*Information provided*
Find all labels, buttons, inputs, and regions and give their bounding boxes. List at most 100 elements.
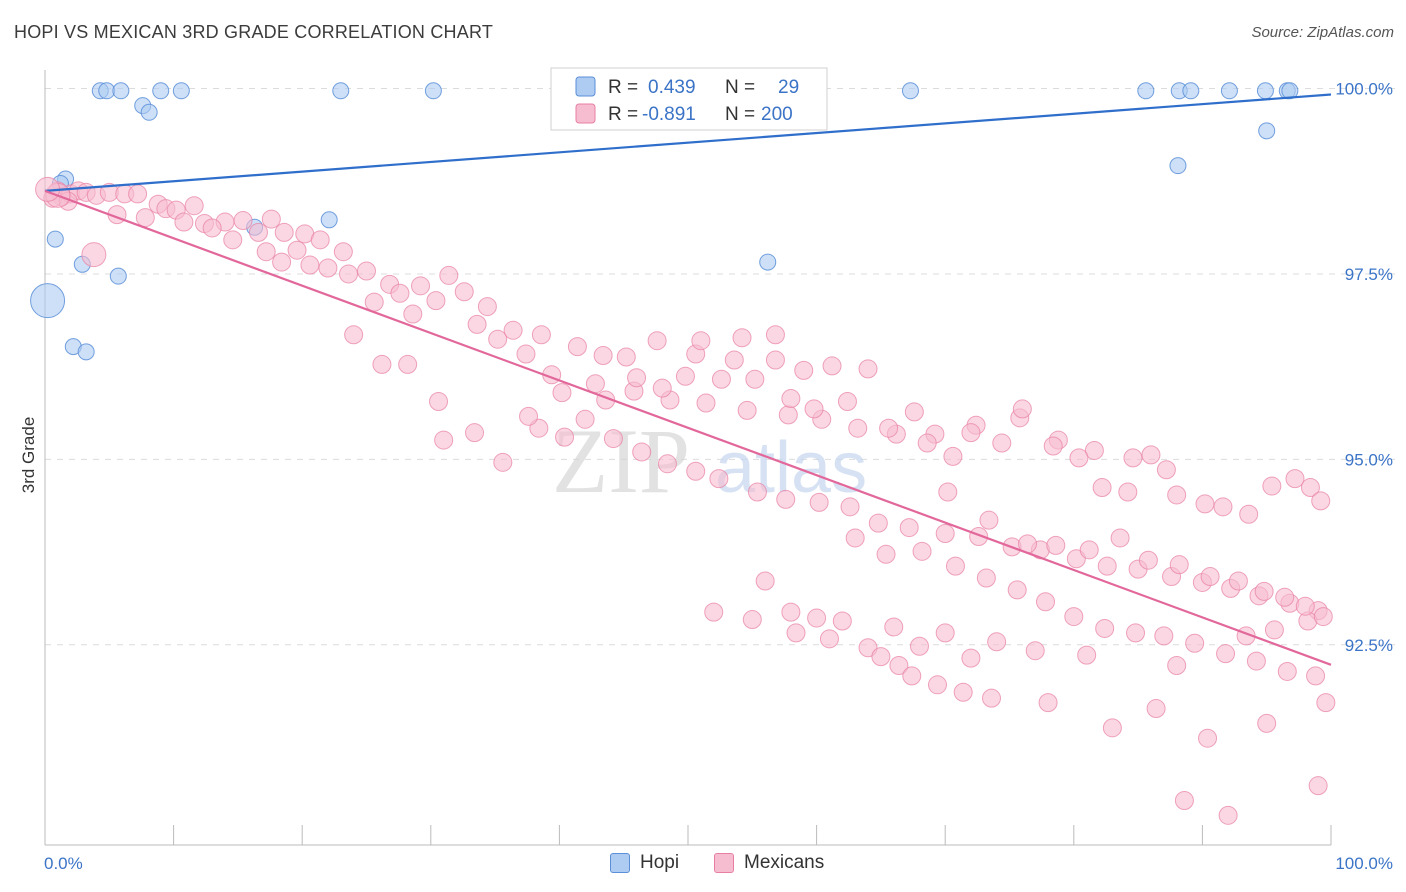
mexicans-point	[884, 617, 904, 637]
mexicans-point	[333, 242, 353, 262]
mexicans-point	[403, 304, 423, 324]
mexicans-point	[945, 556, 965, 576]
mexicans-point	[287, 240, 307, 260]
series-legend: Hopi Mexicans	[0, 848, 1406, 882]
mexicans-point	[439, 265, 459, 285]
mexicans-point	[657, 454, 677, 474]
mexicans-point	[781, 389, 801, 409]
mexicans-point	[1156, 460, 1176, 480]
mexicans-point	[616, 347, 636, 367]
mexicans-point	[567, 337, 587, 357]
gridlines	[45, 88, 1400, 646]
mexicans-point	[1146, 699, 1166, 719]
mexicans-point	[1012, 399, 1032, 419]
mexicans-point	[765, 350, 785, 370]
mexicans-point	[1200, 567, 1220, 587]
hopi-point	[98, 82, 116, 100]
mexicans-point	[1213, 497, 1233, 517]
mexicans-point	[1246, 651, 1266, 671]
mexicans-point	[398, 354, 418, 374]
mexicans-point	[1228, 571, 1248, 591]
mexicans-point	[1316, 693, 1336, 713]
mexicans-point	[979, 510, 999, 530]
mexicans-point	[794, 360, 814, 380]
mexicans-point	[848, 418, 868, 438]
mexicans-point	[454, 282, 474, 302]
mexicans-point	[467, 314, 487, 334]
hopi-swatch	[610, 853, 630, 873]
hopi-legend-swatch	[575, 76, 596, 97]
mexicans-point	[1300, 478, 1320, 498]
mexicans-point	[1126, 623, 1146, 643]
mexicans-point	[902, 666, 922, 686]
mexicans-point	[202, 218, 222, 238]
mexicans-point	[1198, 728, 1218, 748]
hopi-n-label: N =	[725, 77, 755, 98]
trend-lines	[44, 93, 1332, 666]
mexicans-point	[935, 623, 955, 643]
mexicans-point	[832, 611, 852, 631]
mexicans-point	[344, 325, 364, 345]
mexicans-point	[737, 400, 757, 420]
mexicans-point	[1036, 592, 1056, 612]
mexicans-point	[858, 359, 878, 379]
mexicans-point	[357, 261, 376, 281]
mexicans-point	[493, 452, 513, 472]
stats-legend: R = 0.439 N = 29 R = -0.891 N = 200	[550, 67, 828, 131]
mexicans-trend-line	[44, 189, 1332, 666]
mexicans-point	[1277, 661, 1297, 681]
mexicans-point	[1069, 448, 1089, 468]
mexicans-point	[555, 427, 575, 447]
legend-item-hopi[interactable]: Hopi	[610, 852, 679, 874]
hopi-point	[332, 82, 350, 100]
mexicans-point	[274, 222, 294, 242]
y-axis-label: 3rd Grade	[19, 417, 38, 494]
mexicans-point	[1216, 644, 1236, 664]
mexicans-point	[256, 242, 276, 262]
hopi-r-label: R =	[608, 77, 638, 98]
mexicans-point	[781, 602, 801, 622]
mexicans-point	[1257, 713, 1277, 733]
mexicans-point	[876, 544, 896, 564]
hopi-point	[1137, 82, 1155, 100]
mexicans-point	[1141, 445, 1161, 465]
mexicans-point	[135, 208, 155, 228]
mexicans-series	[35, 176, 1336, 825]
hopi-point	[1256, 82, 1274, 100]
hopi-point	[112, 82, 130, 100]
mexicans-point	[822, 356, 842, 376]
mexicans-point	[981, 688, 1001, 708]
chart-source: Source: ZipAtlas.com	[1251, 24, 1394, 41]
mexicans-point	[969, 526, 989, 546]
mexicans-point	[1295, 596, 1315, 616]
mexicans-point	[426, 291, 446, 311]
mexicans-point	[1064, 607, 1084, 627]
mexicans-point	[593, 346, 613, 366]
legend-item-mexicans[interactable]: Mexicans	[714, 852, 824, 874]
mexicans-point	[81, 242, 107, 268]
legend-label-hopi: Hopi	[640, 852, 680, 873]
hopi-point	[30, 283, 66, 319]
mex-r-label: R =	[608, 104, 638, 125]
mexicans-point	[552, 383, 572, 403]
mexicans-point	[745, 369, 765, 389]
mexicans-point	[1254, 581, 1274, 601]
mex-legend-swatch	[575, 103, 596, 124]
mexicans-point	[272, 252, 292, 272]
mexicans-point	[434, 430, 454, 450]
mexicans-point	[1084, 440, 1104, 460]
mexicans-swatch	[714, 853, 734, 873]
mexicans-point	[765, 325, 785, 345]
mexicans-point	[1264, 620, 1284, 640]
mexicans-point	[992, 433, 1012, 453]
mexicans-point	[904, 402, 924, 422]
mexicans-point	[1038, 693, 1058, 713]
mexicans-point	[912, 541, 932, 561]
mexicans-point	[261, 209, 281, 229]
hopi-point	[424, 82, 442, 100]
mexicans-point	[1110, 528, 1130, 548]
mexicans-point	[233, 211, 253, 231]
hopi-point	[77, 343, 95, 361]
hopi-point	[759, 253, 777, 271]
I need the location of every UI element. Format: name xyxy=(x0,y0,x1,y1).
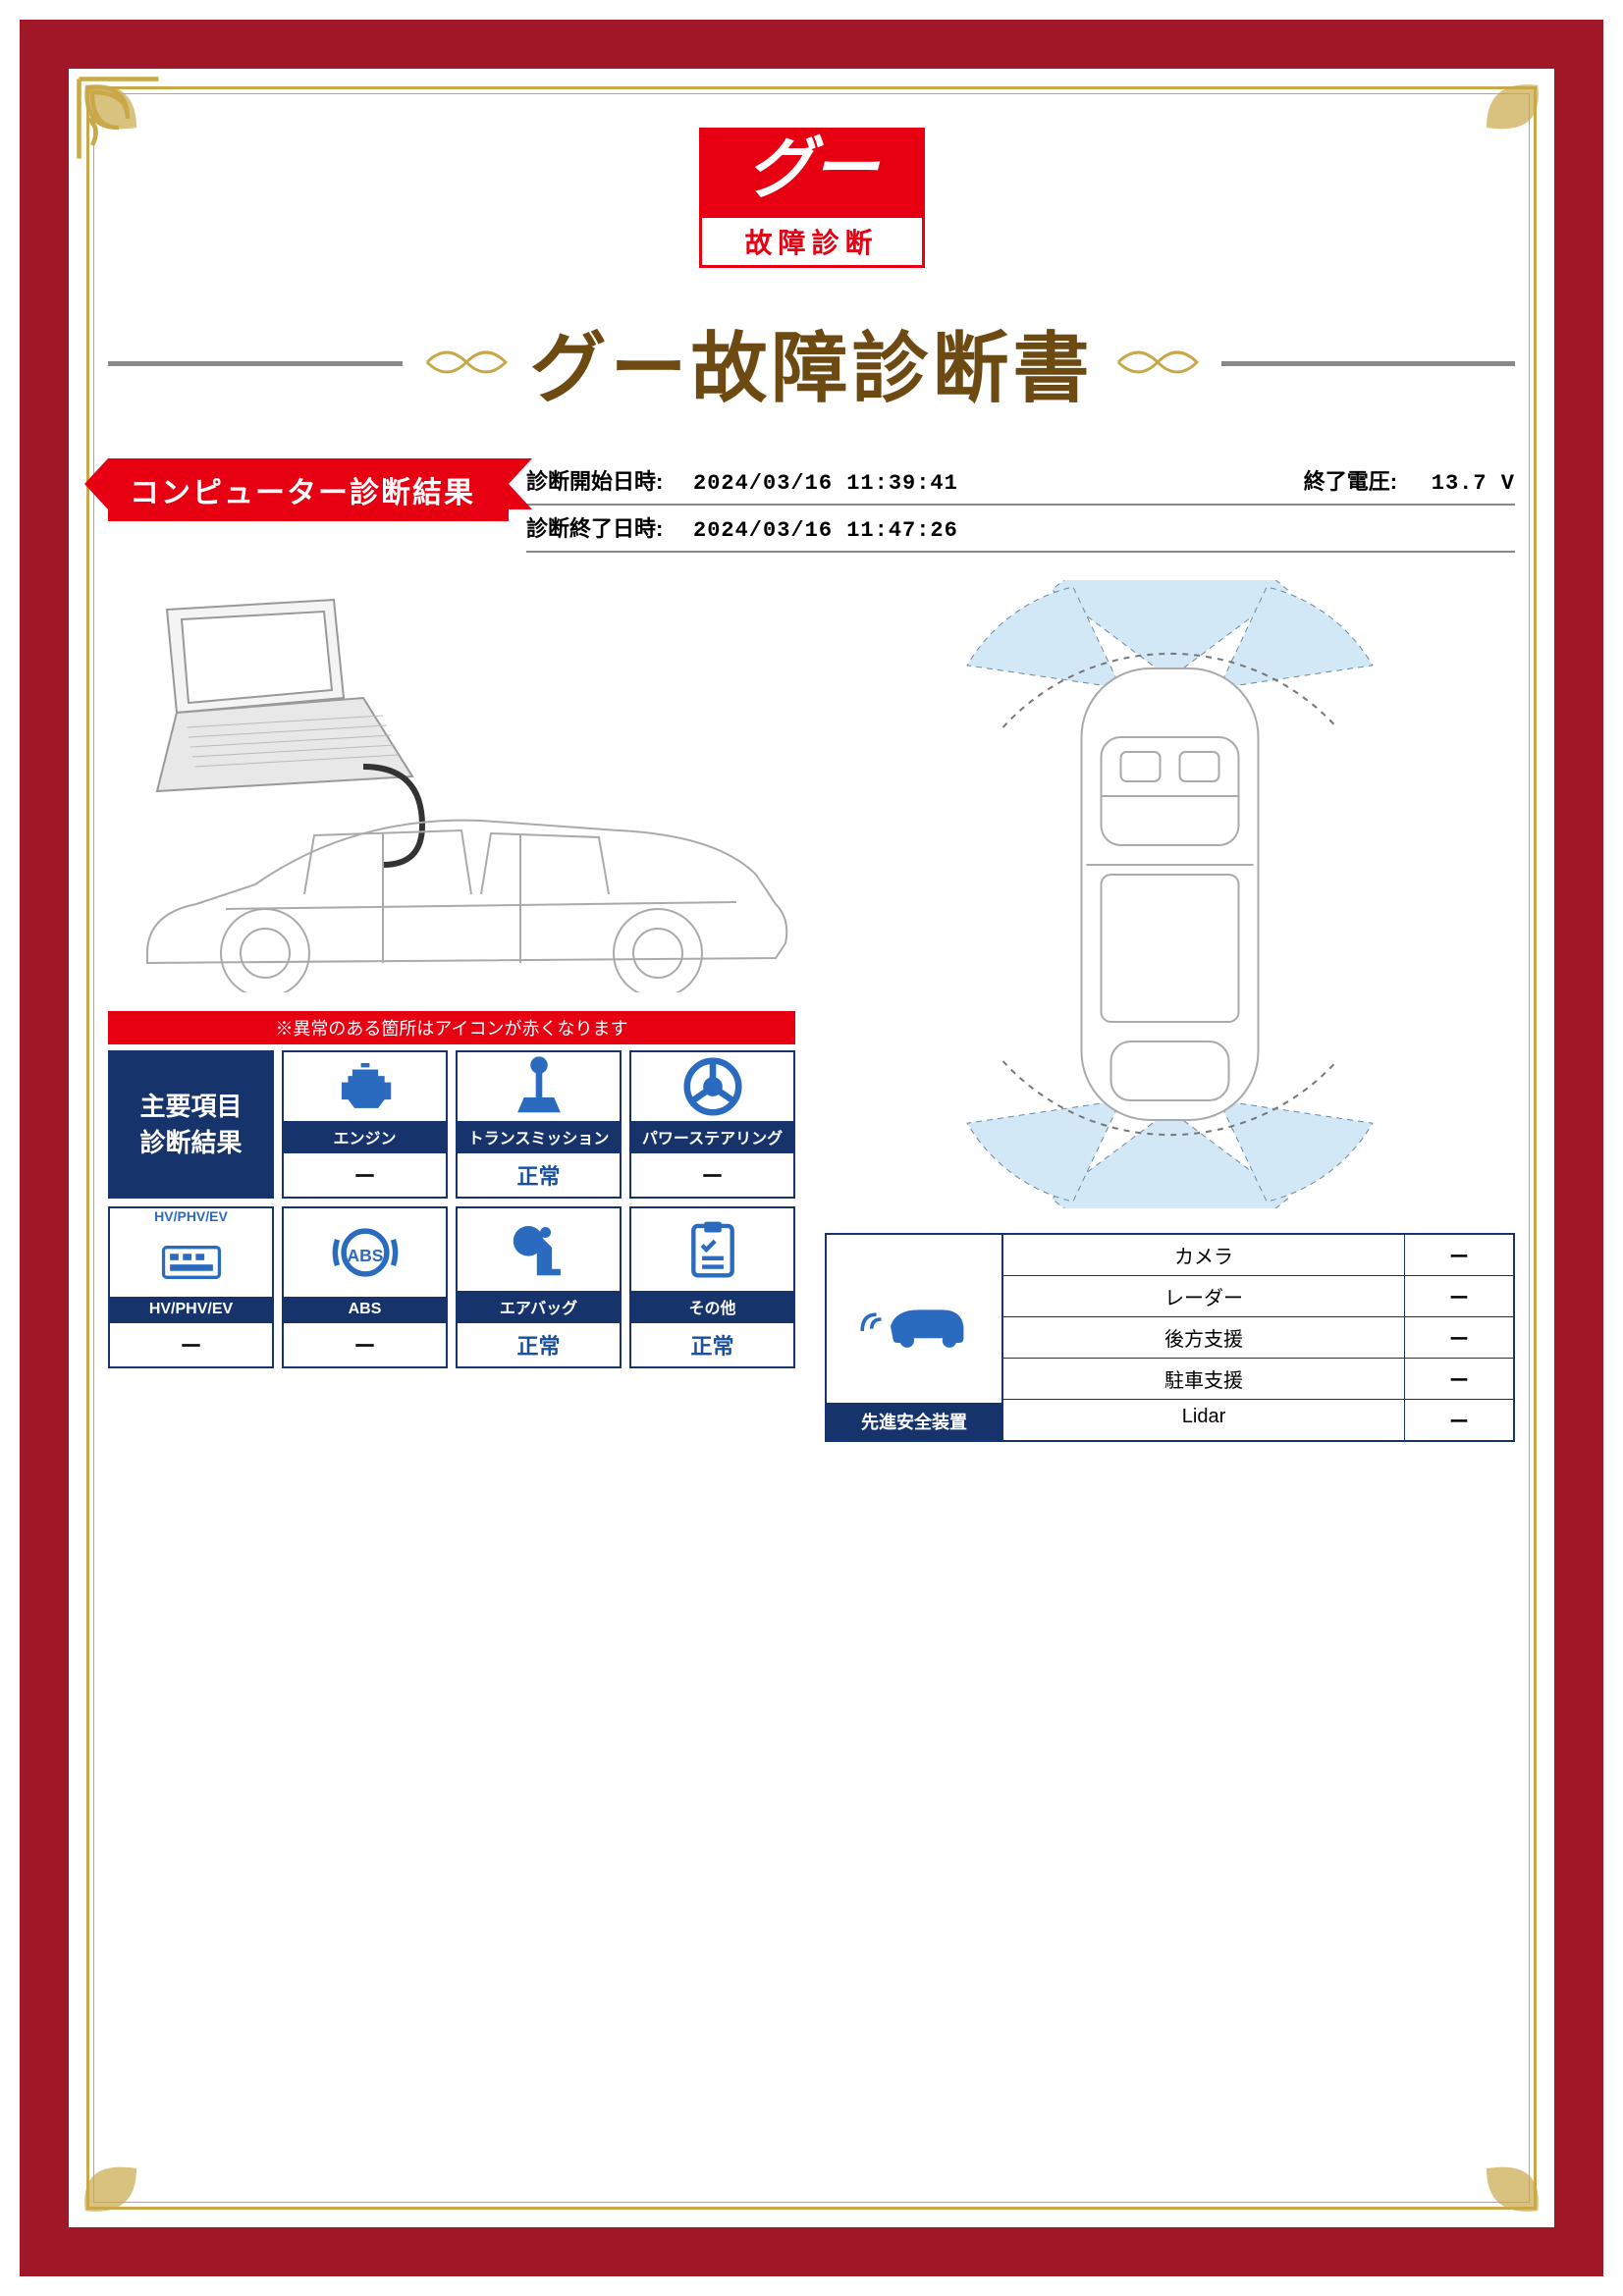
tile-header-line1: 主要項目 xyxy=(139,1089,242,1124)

*Problem*
Report every line of the records above that contains the string "interactable", copying each one in full.

*Exercise solution*
legend-item-hopi[interactable]: Hopi	[610, 852, 679, 874]
legend-item-mexicans[interactable]: Mexicans	[714, 852, 824, 874]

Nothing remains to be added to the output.